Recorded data

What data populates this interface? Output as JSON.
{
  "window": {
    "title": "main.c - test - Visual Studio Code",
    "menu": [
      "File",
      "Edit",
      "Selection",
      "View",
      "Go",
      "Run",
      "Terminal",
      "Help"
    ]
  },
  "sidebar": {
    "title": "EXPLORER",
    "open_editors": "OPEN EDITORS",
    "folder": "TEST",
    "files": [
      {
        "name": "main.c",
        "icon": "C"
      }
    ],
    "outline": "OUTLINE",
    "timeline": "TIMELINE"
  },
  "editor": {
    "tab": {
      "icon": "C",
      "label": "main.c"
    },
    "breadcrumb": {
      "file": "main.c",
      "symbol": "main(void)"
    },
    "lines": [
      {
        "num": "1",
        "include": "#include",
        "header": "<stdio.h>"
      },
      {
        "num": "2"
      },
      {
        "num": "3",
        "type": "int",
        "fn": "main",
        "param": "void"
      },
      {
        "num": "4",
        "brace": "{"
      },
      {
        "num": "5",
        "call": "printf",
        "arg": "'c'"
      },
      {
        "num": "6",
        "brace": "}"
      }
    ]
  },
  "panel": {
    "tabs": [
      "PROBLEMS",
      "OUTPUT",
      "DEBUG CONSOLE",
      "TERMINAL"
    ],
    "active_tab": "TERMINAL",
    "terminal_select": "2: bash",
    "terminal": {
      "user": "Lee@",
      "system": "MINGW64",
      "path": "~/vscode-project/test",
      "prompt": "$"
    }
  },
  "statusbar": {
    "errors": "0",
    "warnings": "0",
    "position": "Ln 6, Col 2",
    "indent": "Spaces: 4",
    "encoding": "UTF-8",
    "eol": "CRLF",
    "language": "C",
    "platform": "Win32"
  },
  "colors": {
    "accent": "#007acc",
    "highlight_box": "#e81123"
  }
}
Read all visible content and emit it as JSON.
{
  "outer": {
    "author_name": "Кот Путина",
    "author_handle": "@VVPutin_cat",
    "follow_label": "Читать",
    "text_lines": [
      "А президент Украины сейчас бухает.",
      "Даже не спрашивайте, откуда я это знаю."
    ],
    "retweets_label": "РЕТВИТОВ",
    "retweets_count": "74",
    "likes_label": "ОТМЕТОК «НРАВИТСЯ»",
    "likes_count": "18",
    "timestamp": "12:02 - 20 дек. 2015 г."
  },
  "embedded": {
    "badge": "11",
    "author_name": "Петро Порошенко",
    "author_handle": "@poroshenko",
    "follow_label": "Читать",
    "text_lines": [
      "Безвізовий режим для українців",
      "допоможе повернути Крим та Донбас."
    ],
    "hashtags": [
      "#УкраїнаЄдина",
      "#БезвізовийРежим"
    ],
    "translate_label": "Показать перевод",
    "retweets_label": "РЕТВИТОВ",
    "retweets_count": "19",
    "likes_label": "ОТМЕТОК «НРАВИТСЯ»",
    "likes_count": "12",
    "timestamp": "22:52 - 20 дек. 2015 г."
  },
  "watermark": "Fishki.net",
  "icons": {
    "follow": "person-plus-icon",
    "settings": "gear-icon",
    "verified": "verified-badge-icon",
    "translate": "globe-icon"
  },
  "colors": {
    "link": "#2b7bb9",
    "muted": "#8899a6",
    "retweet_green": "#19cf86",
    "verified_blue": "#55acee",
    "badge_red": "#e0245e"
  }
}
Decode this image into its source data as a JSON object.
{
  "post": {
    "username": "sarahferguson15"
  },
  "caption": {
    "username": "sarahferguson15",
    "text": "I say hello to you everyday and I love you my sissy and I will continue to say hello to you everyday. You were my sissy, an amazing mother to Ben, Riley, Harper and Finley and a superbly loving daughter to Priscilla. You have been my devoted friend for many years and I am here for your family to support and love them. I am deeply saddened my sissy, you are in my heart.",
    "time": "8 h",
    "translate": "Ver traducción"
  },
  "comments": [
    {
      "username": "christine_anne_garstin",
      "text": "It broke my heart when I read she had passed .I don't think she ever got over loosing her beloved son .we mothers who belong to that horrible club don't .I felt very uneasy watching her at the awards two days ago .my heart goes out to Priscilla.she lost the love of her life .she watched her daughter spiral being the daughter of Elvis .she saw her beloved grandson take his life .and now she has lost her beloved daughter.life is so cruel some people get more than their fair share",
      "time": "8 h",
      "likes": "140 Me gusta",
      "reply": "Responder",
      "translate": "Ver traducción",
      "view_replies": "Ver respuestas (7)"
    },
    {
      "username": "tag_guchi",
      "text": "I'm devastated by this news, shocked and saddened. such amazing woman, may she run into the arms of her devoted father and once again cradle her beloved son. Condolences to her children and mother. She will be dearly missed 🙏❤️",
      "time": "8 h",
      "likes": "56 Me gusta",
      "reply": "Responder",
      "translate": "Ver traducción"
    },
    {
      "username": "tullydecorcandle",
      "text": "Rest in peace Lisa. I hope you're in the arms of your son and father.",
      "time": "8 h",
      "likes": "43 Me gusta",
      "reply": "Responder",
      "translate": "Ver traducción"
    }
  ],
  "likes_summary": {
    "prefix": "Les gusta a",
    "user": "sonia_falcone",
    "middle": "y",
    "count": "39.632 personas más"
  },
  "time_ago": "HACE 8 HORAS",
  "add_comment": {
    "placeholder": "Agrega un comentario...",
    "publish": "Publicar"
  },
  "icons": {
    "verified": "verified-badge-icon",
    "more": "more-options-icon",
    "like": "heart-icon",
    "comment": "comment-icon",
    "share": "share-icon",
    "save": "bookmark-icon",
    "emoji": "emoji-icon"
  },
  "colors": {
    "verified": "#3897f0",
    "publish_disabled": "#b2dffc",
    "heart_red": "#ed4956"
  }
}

### YOUR INSTRUCTIONS:
Check each line of the records above for "this", and copy those that have it.

### WRITTEN RESPONSE:
What data populates this interface? Output as JSON.
Decode this image into its source data as a JSON object.
      "text": "I'm devastated by this news, shocked and saddened. such amazing woman, may she run into the arms of her devoted father and once again cradle her beloved son. Condolences to her children and mother. She will be dearly missed 🙏❤️",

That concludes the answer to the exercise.